• _PROBLEM DESCRIPTION_
Rewrite the lines of the entries below as one numbered list, skipping any blank lines and leaving out the pictures.

• _EXERCISE INPUT_
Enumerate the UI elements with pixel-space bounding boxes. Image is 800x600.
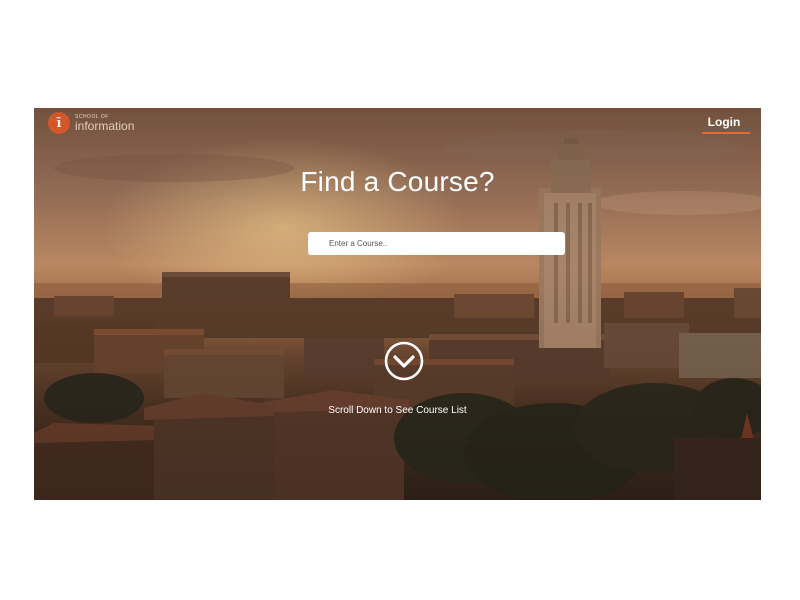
i-monogram-icon: ī <box>48 112 70 134</box>
logo-wordmark: SCHOOL OF information <box>75 114 135 133</box>
course-search <box>308 232 565 255</box>
scroll-hint: Scroll Down to See Course List <box>328 405 467 416</box>
hero-banner: ī SCHOOL OF information Login Find a Cou… <box>34 108 761 500</box>
logo-large-text: information <box>75 118 135 133</box>
chevron-down-circle-icon[interactable] <box>384 341 424 381</box>
login-underline <box>702 132 750 134</box>
page-title: Find a Course? <box>300 166 495 197</box>
school-logo[interactable]: ī SCHOOL OF information <box>48 112 134 134</box>
course-search-input[interactable] <box>308 232 565 255</box>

• _RESULT FOR THIS EXERCISE_
1. Enumerate the UI elements with pixel-space bounding boxes. Image is 800x600.
2. i-monogram-icon: ī <box>48 112 70 134</box>
3. logo-wordmark: SCHOOL OF information <box>75 114 135 133</box>
4. course-search <box>308 232 565 255</box>
5. scroll-hint: Scroll Down to See Course List <box>328 405 467 416</box>
6. hero-banner: ī SCHOOL OF information Login Find a Cou… <box>34 108 761 500</box>
7. logo-large-text: information <box>75 118 135 133</box>
8. chevron-down-circle-icon[interactable] <box>384 341 424 381</box>
9. login-underline <box>702 132 750 134</box>
10. page-title: Find a Course? <box>300 166 495 197</box>
11. school-logo[interactable]: ī SCHOOL OF information <box>48 112 134 134</box>
12. course-search-input[interactable] <box>308 232 565 255</box>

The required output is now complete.